▶ [WHAT THIS TASK INVOLVES]:
Skip every picture and transcribe the remaining material exactly.

▶ [WORKING DATA]:
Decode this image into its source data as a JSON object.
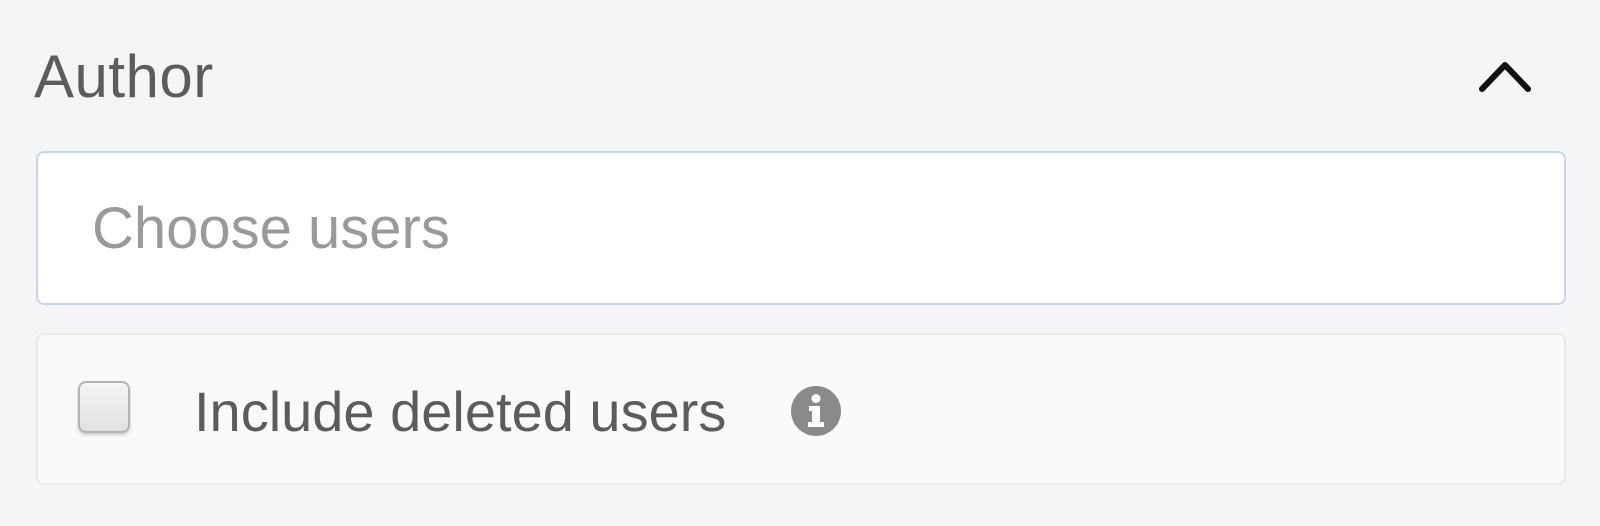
{
  "author_filter": {
    "title": "Author",
    "toggle_icon": "chevron-up-icon",
    "user_select": {
      "placeholder": "Choose users",
      "value": ""
    },
    "include_deleted": {
      "label": "Include deleted users",
      "checked": false,
      "info_icon": "info-icon"
    }
  },
  "colors": {
    "background": "#f4f5f7",
    "text": "#5c5c5c",
    "placeholder": "#9a9a9a",
    "input_border": "#c9d6e6",
    "icon_gray": "#8a8a8a"
  }
}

▶ [WORKED SOLUTION]:
Decode this image into its source data as a JSON object.
{
  "author_filter": {
    "title": "Author",
    "toggle_icon": "chevron-up-icon",
    "user_select": {
      "placeholder": "Choose users",
      "value": ""
    },
    "include_deleted": {
      "label": "Include deleted users",
      "checked": false,
      "info_icon": "info-icon"
    }
  },
  "colors": {
    "background": "#f4f5f7",
    "text": "#5c5c5c",
    "placeholder": "#9a9a9a",
    "input_border": "#c9d6e6",
    "icon_gray": "#8a8a8a"
  }
}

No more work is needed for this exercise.